■ Record list:
┏━━

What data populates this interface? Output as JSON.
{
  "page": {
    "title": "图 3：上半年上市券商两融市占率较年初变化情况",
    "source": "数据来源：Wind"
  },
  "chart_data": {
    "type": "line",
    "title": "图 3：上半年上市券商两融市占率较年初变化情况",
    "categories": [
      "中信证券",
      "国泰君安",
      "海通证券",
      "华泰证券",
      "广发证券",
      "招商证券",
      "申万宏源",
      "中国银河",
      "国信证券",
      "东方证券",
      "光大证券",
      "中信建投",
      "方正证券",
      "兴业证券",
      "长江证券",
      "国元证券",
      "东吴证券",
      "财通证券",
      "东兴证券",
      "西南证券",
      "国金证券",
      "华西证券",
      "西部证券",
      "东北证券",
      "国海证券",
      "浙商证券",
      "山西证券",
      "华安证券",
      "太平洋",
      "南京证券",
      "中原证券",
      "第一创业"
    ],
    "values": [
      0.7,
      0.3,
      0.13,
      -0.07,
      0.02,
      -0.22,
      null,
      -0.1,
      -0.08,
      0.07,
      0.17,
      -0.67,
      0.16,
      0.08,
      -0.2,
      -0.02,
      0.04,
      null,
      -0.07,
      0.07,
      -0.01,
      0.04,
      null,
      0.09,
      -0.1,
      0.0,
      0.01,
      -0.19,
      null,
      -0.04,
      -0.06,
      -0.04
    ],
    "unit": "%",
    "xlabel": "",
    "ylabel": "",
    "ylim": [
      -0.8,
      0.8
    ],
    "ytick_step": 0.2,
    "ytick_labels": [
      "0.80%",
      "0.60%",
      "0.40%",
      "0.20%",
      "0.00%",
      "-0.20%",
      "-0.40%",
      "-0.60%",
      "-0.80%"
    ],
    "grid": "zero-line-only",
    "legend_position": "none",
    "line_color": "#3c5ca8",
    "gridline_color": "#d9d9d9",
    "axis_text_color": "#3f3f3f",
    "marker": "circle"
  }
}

┗━━
┏━━

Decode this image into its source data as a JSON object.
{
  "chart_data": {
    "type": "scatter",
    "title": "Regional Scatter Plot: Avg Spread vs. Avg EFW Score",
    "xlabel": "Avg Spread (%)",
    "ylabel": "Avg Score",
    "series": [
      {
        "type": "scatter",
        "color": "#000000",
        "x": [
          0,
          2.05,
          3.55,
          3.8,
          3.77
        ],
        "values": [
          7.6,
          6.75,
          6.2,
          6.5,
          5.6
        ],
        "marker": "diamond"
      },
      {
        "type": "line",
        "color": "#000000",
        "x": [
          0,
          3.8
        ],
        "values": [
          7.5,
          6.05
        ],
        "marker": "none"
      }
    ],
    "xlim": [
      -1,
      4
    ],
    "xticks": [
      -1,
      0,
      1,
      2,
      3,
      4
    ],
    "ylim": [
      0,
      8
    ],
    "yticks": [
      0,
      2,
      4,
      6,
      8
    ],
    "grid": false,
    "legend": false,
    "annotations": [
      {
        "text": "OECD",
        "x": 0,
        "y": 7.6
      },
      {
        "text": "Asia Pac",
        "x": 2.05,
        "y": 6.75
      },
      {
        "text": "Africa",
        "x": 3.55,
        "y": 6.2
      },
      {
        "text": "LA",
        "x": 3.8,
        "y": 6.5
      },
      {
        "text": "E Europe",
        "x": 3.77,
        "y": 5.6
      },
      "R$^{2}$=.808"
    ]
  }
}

┗━━

■ Work required: Among the entries above, how many lines hold the string "marker"? Give the number by itself.

■ Written reply: 3